Exercise prompt:
Restate the records that follow word for word; no pictures should appear.

■ ■ ■ ■ ■ ■ ■

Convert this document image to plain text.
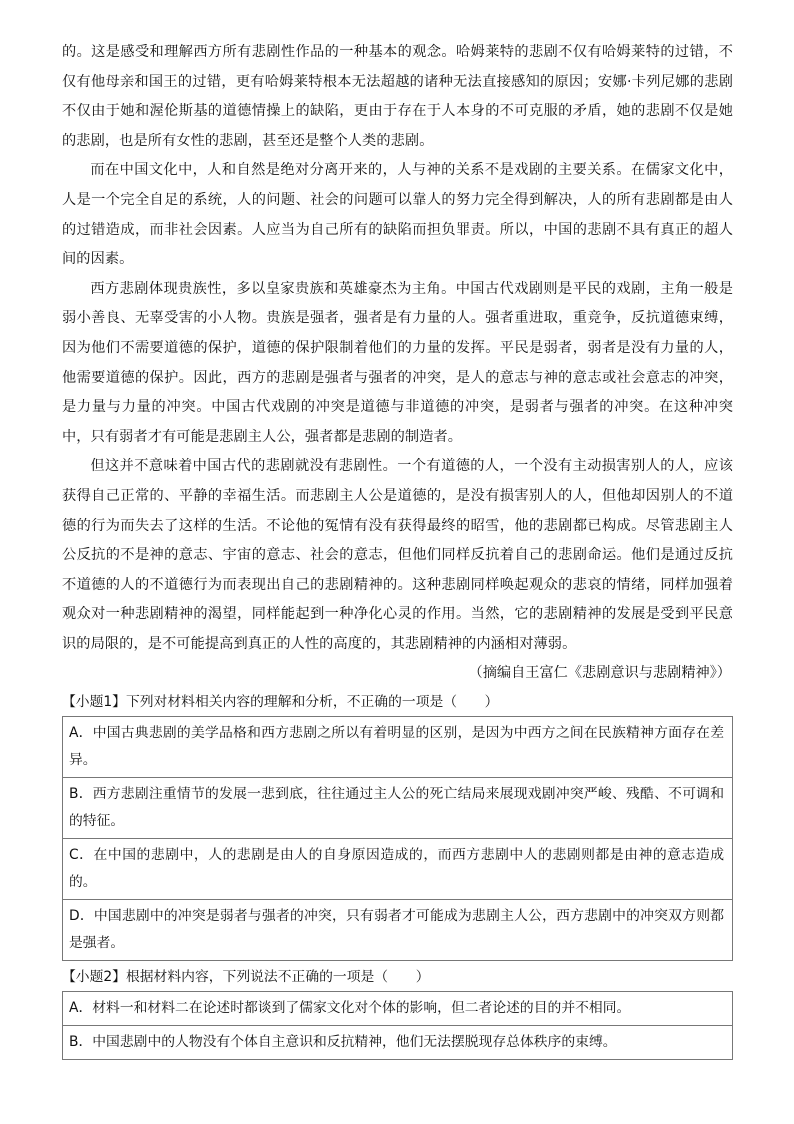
的。这是感受和理解西方所有悲剧性作品的一种基本的观念。哈姆莱特的悲剧不仅有哈姆莱特的过错，不仅有他母亲和国王的过错，更有哈姆莱特根本无法超越的诸种无法直接感知的原因；安娜·卡列尼娜的悲剧不仅由于她和渥伦斯基的道德情操上的缺陷，更由于存在于人本身的不可克服的矛盾，她的悲剧不仅是她的悲剧，也是所有女性的悲剧，甚至还是整个人类的悲剧。

而在中国文化中，人和自然是绝对分离开来的，人与神的关系不是戏剧的主要关系。在儒家文化中，人是一个完全自足的系统，人的问题、社会的问题可以靠人的努力完全得到解决，人的所有悲剧都是由人的过错造成，而非社会因素。人应当为自己所有的缺陷而担负罪责。所以，中国的悲剧不具有真正的超人间的因素。

西方悲剧体现贵族性，多以皇家贵族和英雄豪杰为主角。中国古代戏剧则是平民的戏剧，主角一般是弱小善良、无辜受害的小人物。贵族是强者，强者是有力量的人。强者重进取，重竞争，反抗道德束缚，因为他们不需要道德的保护，道德的保护限制着他们的力量的发挥。平民是弱者，弱者是没有力量的人，他需要道德的保护。因此，西方的悲剧是强者与强者的冲突，是人的意志与神的意志或社会意志的冲突，是力量与力量的冲突。中国古代戏剧的冲突是道德与非道德的冲突，是弱者与强者的冲突。在这种冲突中，只有弱者才有可能是悲剧主人公，强者都是悲剧的制造者。

但这并不意味着中国古代的悲剧就没有悲剧性。一个有道德的人，一个没有主动损害别人的人，应该获得自己正常的、平静的幸福生活。而悲剧主人公是道德的，是没有损害别人的人，但他却因别人的不道德的行为而失去了这样的生活。不论他的冤情有没有获得最终的昭雪，他的悲剧都已构成。尽管悲剧主人公反抗的不是神的意志、宇宙的意志、社会的意志，但他们同样反抗着自己的悲剧命运。他们是通过反抗不道德的人的不道德行为而表现出自己的悲剧精神的。这种悲剧同样唤起观众的悲哀的情绪，同样加强着观众对一种悲剧精神的渴望，同样能起到一种净化心灵的作用。当然，它的悲剧精神的发展是受到平民意识的局限的，是不可能提高到真正的人性的高度的，其悲剧精神的内涵相对薄弱。

（摘编自王富仁《悲剧意识与悲剧精神》）

【小题1】下列对材料相关内容的理解和分析，不正确的一项是（　　）

A．中国古典悲剧的美学品格和西方悲剧之所以有着明显的区别，是因为中西方之间在民族精神方面存在差异。
B．西方悲剧注重情节的发展一悲到底，往往通过主人公的死亡结局来展现戏剧冲突严峻、残酷、不可调和的特征。
C．在中国的悲剧中，人的悲剧是由人的自身原因造成的，而西方悲剧中人的悲剧则都是由神的意志造成的。
D．中国悲剧中的冲突是弱者与强者的冲突，只有弱者才可能成为悲剧主人公，西方悲剧中的冲突双方则都是强者。

【小题2】根据材料内容，下列说法不正确的一项是（　　）

A．材料一和材料二在论述时都谈到了儒家文化对个体的影响，但二者论述的目的并不相同。
B．中国悲剧中的人物没有个体自主意识和反抗精神，他们无法摆脱现存总体秩序的束缚。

■ ■ ■ ■ ■ ■ ■

Written reply:
Convert this document image to plain text.
的。这是感受和理解西方所有悲剧性作品的一种基本的观念。哈姆莱特的悲剧不仅有哈姆莱特的过错，不仅有他母亲和国王的过错，更有哈姆莱特根本无法超越的诸种无法直接感知的原因；安娜·卡列尼娜的悲剧不仅由于她和渥伦斯基的道德情操上的缺陷，更由于存在于人本身的不可克服的矛盾，她的悲剧不仅是她的悲剧，也是所有女性的悲剧，甚至还是整个人类的悲剧。

而在中国文化中，人和自然是绝对分离开来的，人与神的关系不是戏剧的主要关系。在儒家文化中，人是一个完全自足的系统，人的问题、社会的问题可以靠人的努力完全得到解决，人的所有悲剧都是由人的过错造成，而非社会因素。人应当为自己所有的缺陷而担负罪责。所以，中国的悲剧不具有真正的超人间的因素。

西方悲剧体现贵族性，多以皇家贵族和英雄豪杰为主角。中国古代戏剧则是平民的戏剧，主角一般是弱小善良、无辜受害的小人物。贵族是强者，强者是有力量的人。强者重进取，重竞争，反抗道德束缚，因为他们不需要道德的保护，道德的保护限制着他们的力量的发挥。平民是弱者，弱者是没有力量的人，他需要道德的保护。因此，西方的悲剧是强者与强者的冲突，是人的意志与神的意志或社会意志的冲突，是力量与力量的冲突。中国古代戏剧的冲突是道德与非道德的冲突，是弱者与强者的冲突。在这种冲突中，只有弱者才有可能是悲剧主人公，强者都是悲剧的制造者。

但这并不意味着中国古代的悲剧就没有悲剧性。一个有道德的人，一个没有主动损害别人的人，应该获得自己正常的、平静的幸福生活。而悲剧主人公是道德的，是没有损害别人的人，但他却因别人的不道德的行为而失去了这样的生活。不论他的冤情有没有获得最终的昭雪，他的悲剧都已构成。尽管悲剧主人公反抗的不是神的意志、宇宙的意志、社会的意志，但他们同样反抗着自己的悲剧命运。他们是通过反抗不道德的人的不道德行为而表现出自己的悲剧精神的。这种悲剧同样唤起观众的悲哀的情绪，同样加强着观众对一种悲剧精神的渴望，同样能起到一种净化心灵的作用。当然，它的悲剧精神的发展是受到平民意识的局限的，是不可能提高到真正的人性的高度的，其悲剧精神的内涵相对薄弱。

（摘编自王富仁《悲剧意识与悲剧精神》）

【小题1】下列对材料相关内容的理解和分析，不正确的一项是（　　）

A．中国古典悲剧的美学品格和西方悲剧之所以有着明显的区别，是因为中西方之间在民族精神方面存在差异。
B．西方悲剧注重情节的发展一悲到底，往往通过主人公的死亡结局来展现戏剧冲突严峻、残酷、不可调和的特征。
C．在中国的悲剧中，人的悲剧是由人的自身原因造成的，而西方悲剧中人的悲剧则都是由神的意志造成的。
D．中国悲剧中的冲突是弱者与强者的冲突，只有弱者才可能成为悲剧主人公，西方悲剧中的冲突双方则都是强者。

【小题2】根据材料内容，下列说法不正确的一项是（　　）

A．材料一和材料二在论述时都谈到了儒家文化对个体的影响，但二者论述的目的并不相同。
B．中国悲剧中的人物没有个体自主意识和反抗精神，他们无法摆脱现存总体秩序的束缚。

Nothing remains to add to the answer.